▶ **Documento**
Análise Política
Dias atrás o Departamento de Estado divulgou sua versão de
uma conversa entre o chefe americano das Relações Exteriores e o homólogo
brasileiro. O tema era a tensão entre Rússia e Ucrânia. Na versão de Washington,
o relato da troca de informações foi manifestamente anti-russo. Já o lado
brasileiro procurou ser comedido ao relatar e buscou certo equilíbrio.
Sendo otimista, talvez estejamos retomando um caminho virtuoso
episodicamente perseguido pela política externa brasileira: não nos meter de
graça nas brigas dos outros. [especialmente quando a briga é estúpida, tanto por ser resultado de uma baidada do democrata que preside os Estados Unidos (Nota da Redação do Blog Prontidão Total: o neologismo "baidada" acaba de ser criada pelo nosso departamento de pesquisa de definição de comportamentos estranhos, sendo a denominação de uma decisão meio 'mancada' tomada após uma 'cochilada' de quem decidiu.) quanto pelo fato, constatado no milênio passado de que o arsenal nuclear dos EUA possui capacidade para destruir o nosso planeta algumas vezes e o da Rússia outro tanto = considerando que a Terra só pode ser destruída uma vez é uma briga entre possuidores de armamento que só pode ser usado em conflitos localizados.

▶ **O que fazer**
Por favor, retorne sem nenhuma alteração o trecho da análise política que começa em "Sendo otimista, talvez" e termina em "em conflitos localizados.".

▶ **Conjunto de registros**
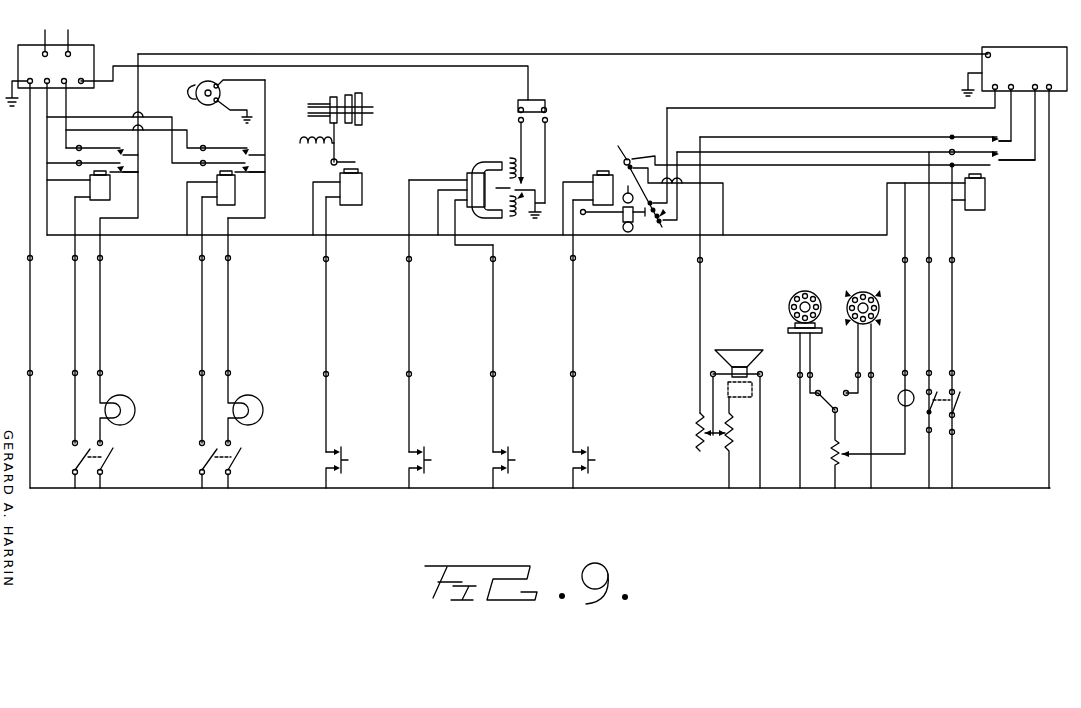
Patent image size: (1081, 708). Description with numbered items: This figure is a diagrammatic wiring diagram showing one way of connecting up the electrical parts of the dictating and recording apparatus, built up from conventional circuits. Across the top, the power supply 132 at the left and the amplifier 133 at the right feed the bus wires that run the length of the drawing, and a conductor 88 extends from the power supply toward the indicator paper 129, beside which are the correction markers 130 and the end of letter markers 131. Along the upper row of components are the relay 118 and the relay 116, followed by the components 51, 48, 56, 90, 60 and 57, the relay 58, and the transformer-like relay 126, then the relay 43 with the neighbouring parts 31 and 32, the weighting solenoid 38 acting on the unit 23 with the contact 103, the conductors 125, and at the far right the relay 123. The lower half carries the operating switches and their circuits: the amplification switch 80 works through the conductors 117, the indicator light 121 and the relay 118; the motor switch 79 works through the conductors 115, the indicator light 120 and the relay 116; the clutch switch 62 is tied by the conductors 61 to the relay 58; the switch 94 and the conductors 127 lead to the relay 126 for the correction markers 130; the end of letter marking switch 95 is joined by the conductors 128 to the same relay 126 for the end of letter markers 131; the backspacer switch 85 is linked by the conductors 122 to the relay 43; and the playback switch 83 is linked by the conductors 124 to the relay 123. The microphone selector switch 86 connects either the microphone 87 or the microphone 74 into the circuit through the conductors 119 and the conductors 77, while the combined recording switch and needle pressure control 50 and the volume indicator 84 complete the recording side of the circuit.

The power supply 132 is at (50, 68).
The amplifier 133 is at (867, 267).
The conductor 88 is at (528, 72).
The relay 118 is at (92, 173).
The relay 116 is at (226, 157).
The motor 51 is at (204, 105).
The shaft 48 is at (330, 101).
The cam disc 56 is at (362, 104).
The shaft bearing 90 is at (308, 112).
The spring 60 is at (309, 146).
The lever 57 is at (357, 162).
The relay 58 is at (337, 202).
The conductors 61 is at (313, 215).
The relay 126 is at (470, 182).
The indicator paper 129 is at (547, 113).
The correction markers 130 is at (518, 120).
The end of letter markers 131 is at (548, 120).
The relay 43 is at (588, 203).
The roller 31 is at (624, 188).
The roller 32 is at (626, 234).
The weighting solenoid 38 is at (618, 153).
The unit 23 is at (659, 232).
The contact 103 is at (666, 232).
The conductors 125 is at (723, 209).
The relay 123 is at (986, 193).
The conductors 124 is at (953, 346).
The playback switch 83 is at (955, 401).
The conductors 117 is at (88, 320).
The indicator light 121 is at (127, 412).
The amplification switch 80 is at (107, 462).
The conductors 115 is at (215, 320).
The indicator light 120 is at (255, 412).
The motor switch 79 is at (236, 462).
The clutch switch 62 is at (349, 467).
The conductors 127 is at (411, 401).
The contact 94 is at (433, 467).
The conductors 128 is at (495, 401).
The end of letter marking switch 95 is at (517, 467).
The conductors 122 is at (575, 349).
The backspacer switch 85 is at (595, 467).
The microphone 87 is at (789, 310).
The conductors 119 is at (800, 442).
The microphone selector switch 86 is at (828, 403).
The combined recording switch and needle pressure control 50 is at (831, 456).
The microphone 74 is at (872, 293).
The conductors 77 is at (871, 353).
The volume indicator 84 is at (898, 398).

▶ **Problema resolvido**
Sendo otimista, talvez estejamos retomando um caminho virtuoso
episodicamente perseguido pela política externa brasileira: não nos meter de
graça nas brigas dos outros. [especialmente quando a briga é estúpida, tanto por ser resultado de uma baidada do democrata que preside os Estados Unidos (Nota da Redação do Blog Prontidão Total: o neologismo "baidada" acaba de ser criada pelo nosso departamento de pesquisa de definição de comportamentos estranhos, sendo a denominação de uma decisão meio 'mancada' tomada após uma 'cochilada' de quem decidiu.) quanto pelo fato, constatado no milênio passado de que o arsenal nuclear dos EUA possui capacidade para destruir o nosso planeta algumas vezes e o da Rússia outro tanto = considerando que a Terra só pode ser destruída uma vez é uma briga entre possuidores de armamento que só pode ser usado em conflitos localizados.